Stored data
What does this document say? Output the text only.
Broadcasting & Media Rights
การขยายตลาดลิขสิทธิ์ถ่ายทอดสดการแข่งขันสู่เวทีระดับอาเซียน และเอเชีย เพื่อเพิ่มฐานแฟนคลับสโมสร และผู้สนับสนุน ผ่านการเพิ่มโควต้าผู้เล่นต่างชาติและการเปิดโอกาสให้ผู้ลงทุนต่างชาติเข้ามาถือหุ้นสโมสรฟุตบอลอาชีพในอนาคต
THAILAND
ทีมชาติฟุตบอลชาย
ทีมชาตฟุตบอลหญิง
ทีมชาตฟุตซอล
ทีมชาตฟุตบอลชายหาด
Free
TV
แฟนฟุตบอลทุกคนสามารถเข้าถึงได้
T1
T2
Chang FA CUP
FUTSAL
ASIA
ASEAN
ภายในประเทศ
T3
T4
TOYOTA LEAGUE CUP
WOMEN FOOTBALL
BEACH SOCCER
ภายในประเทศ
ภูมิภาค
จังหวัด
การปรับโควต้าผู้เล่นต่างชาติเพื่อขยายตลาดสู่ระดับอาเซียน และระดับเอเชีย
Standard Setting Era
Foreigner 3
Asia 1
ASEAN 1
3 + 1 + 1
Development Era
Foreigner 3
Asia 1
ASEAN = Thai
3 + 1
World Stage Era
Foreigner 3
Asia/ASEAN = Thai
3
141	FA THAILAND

What is asked =
Repeat the material above in full, exactly as it stands.

Answer for the task =
What does this document say? Output the text only.
Broadcasting & Media Rights
การขยายตลาดลิขสิทธิ์ถ่ายทอดสดการแข่งขันสู่เวทีระดับอาเซียน และเอเชีย เพื่อเพิ่มฐานแฟนคลับสโมสร และผู้สนับสนุน ผ่านการเพิ่มโควต้าผู้เล่นต่างชาติและการเปิดโอกาสให้ผู้ลงทุนต่างชาติเข้ามาถือหุ้นสโมสรฟุตบอลอาชีพในอนาคต
THAILAND
ทีมชาติฟุตบอลชาย
ทีมชาตฟุตบอลหญิง
ทีมชาตฟุตซอล
ทีมชาตฟุตบอลชายหาด
Free
TV
แฟนฟุตบอลทุกคนสามารถเข้าถึงได้
T1
T2
Chang FA CUP
FUTSAL
ASIA
ASEAN
ภายในประเทศ
T3
T4
TOYOTA LEAGUE CUP
WOMEN FOOTBALL
BEACH SOCCER
ภายในประเทศ
ภูมิภาค
จังหวัด
การปรับโควต้าผู้เล่นต่างชาติเพื่อขยายตลาดสู่ระดับอาเซียน และระดับเอเชีย
Standard Setting Era
Foreigner 3
Asia 1
ASEAN 1
3 + 1 + 1
Development Era
Foreigner 3
Asia 1
ASEAN = Thai
3 + 1
World Stage Era
Foreigner 3
Asia/ASEAN = Thai
3
141	FA THAILAND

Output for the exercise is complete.